» **PROMPT**:
Pick out the lines containing "Using".

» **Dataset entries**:
:::

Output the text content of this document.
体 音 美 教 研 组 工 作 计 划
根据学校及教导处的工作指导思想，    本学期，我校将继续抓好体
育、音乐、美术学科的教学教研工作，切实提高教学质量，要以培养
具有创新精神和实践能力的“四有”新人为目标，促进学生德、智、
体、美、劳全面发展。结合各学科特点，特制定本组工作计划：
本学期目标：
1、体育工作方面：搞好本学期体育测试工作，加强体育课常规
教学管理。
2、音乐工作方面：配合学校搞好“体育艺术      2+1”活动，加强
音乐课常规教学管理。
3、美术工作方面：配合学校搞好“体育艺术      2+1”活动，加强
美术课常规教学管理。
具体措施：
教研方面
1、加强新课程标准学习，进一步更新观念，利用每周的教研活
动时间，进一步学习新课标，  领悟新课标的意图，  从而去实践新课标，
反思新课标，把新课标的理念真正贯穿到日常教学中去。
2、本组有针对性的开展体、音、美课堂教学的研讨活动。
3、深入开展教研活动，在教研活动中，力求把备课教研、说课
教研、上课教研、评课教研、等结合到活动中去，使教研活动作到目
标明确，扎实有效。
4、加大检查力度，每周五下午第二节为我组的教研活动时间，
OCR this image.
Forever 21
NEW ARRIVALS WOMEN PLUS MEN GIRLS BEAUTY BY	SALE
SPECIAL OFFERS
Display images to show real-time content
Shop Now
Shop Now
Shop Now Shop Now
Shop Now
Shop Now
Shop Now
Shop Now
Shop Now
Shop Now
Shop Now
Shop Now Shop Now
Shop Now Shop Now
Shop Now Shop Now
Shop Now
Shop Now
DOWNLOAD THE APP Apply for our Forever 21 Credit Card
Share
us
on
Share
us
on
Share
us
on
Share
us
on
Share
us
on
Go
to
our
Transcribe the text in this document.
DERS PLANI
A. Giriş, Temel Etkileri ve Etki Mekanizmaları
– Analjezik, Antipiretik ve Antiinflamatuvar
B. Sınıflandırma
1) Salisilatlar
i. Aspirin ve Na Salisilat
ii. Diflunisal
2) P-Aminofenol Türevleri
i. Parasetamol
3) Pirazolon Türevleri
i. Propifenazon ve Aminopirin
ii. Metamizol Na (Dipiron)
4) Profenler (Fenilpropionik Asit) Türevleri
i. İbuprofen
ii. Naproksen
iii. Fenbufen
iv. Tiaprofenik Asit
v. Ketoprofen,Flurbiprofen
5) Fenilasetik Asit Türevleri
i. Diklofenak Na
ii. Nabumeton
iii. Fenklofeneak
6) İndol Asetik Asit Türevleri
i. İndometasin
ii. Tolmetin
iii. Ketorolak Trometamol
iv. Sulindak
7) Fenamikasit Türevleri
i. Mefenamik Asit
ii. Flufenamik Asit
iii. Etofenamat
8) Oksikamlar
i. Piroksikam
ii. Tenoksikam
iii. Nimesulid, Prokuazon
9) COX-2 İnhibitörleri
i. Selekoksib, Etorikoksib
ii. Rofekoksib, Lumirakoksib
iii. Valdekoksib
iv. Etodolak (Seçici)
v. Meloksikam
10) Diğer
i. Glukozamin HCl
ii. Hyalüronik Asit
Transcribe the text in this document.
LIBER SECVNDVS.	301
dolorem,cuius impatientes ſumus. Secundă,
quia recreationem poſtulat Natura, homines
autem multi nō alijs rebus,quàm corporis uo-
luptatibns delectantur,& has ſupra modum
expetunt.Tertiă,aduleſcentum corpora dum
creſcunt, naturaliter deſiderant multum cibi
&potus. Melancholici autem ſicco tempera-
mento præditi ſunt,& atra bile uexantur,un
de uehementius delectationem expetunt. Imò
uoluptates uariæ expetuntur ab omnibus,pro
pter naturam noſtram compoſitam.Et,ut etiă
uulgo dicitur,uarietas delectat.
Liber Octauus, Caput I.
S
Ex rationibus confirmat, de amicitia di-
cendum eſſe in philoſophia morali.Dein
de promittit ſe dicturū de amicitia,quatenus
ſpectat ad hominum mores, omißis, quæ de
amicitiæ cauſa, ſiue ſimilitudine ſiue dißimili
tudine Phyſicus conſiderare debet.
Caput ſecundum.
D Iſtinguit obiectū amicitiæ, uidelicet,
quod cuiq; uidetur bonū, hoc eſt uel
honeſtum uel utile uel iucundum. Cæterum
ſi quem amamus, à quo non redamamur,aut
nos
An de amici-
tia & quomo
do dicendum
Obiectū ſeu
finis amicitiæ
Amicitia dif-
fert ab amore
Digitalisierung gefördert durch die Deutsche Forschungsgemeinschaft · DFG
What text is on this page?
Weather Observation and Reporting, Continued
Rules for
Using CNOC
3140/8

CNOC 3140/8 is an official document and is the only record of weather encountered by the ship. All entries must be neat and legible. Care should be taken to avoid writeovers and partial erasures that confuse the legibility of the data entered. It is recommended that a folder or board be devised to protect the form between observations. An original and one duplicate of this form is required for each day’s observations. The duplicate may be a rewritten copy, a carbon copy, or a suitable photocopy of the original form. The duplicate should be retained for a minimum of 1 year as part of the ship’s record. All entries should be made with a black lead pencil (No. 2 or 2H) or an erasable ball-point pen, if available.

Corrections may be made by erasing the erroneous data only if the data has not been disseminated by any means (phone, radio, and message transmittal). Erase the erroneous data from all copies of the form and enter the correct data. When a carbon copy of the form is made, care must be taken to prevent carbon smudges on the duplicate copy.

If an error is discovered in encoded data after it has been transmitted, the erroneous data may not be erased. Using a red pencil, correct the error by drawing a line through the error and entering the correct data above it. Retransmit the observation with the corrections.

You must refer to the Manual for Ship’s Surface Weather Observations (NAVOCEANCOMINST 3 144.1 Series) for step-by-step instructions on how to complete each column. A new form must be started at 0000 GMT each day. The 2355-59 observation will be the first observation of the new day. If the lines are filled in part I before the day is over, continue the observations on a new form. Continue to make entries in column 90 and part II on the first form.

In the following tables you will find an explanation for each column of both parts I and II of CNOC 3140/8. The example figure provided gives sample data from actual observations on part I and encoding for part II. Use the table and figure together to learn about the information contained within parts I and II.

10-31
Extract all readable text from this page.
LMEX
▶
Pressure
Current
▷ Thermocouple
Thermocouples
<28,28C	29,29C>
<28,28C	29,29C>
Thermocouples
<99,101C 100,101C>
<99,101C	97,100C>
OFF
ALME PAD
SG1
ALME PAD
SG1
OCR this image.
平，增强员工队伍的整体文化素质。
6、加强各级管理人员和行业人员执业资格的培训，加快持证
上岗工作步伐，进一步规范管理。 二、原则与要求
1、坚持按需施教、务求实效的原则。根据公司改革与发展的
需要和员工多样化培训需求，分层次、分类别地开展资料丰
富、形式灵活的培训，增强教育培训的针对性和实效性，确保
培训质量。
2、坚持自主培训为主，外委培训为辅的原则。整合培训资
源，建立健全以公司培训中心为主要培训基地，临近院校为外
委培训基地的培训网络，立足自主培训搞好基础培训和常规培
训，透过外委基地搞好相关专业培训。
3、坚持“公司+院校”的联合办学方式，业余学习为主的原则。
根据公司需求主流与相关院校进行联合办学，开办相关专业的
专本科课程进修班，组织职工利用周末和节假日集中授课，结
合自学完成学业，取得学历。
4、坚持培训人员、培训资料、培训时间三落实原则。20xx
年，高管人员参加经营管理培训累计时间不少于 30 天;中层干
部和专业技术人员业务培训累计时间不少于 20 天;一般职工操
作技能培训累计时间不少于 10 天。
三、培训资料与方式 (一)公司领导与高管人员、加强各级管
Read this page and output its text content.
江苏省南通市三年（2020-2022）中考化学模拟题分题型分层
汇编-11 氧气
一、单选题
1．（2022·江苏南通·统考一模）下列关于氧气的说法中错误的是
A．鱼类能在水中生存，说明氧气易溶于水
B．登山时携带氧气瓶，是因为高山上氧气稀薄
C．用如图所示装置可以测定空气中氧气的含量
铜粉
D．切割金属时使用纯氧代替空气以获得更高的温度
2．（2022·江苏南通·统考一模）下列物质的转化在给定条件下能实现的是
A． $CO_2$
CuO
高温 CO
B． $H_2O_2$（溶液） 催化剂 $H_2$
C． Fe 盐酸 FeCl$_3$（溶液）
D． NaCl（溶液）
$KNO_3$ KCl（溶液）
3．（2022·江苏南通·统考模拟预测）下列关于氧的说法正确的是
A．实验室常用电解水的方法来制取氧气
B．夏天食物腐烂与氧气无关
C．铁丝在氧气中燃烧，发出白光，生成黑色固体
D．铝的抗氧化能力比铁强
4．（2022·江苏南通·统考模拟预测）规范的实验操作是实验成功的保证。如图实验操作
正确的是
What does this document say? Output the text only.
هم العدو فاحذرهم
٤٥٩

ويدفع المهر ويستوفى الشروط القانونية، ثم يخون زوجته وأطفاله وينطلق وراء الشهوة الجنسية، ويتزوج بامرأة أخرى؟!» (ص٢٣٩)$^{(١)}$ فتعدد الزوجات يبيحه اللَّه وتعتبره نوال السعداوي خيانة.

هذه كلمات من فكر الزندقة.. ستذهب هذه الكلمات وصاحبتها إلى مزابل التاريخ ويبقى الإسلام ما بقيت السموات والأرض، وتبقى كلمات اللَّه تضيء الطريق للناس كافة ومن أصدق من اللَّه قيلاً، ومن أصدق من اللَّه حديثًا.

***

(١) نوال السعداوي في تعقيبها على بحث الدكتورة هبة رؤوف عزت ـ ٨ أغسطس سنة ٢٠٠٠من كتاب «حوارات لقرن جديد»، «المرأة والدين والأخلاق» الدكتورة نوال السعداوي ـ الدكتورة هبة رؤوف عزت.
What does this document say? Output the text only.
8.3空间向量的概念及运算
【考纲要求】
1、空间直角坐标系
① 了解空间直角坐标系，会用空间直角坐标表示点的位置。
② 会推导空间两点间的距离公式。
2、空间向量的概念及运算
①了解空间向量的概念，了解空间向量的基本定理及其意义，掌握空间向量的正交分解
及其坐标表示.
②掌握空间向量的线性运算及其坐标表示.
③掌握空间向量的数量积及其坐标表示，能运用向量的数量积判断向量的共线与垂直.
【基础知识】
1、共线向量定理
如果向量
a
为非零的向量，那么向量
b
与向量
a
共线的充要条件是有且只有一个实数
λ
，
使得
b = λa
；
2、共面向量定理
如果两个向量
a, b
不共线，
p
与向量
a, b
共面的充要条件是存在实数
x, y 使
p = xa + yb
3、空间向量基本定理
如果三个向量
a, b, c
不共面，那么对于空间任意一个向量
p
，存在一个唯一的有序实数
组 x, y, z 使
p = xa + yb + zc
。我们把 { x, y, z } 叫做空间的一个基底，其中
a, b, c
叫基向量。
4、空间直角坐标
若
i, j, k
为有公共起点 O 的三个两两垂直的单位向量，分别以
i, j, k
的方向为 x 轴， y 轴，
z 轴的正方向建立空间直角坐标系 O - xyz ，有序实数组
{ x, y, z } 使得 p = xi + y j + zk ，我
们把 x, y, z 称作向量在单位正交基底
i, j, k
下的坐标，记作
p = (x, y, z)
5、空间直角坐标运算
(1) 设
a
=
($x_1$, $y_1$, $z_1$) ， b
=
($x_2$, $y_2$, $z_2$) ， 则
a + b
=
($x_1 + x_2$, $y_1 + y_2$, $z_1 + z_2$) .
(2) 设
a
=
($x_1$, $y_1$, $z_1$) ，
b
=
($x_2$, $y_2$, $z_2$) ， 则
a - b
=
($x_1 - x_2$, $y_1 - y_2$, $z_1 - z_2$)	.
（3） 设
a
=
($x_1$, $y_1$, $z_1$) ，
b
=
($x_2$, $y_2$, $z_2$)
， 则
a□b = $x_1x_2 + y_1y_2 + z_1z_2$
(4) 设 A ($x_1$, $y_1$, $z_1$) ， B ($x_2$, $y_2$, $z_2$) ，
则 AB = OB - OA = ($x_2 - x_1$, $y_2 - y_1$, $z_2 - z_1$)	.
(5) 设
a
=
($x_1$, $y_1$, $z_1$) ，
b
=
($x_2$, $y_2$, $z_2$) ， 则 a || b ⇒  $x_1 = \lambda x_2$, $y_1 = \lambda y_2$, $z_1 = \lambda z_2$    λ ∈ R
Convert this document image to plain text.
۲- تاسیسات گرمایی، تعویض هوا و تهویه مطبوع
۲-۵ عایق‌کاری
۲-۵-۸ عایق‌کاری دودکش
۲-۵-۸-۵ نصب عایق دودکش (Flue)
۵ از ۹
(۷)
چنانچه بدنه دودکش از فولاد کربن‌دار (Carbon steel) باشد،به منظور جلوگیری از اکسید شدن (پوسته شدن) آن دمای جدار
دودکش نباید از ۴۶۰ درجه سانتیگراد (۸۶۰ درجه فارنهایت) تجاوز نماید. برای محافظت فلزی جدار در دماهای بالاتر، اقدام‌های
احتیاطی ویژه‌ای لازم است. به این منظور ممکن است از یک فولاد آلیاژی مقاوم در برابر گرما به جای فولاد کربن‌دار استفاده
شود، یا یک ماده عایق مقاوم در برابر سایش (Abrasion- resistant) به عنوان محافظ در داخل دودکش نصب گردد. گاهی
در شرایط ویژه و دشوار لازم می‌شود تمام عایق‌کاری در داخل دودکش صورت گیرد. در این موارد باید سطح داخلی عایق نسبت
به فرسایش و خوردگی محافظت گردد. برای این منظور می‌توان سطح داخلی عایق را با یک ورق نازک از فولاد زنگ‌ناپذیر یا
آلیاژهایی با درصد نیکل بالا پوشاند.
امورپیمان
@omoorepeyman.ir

:::

» **WORKED ANSWER**:
Using CNOC
If an error is discovered in encoded data after it has been transmitted, the erroneous data may not be erased. Using a red pencil, correct the error by drawing a line through the error and entering the correct data above it. Retransmit the observation with the corrections.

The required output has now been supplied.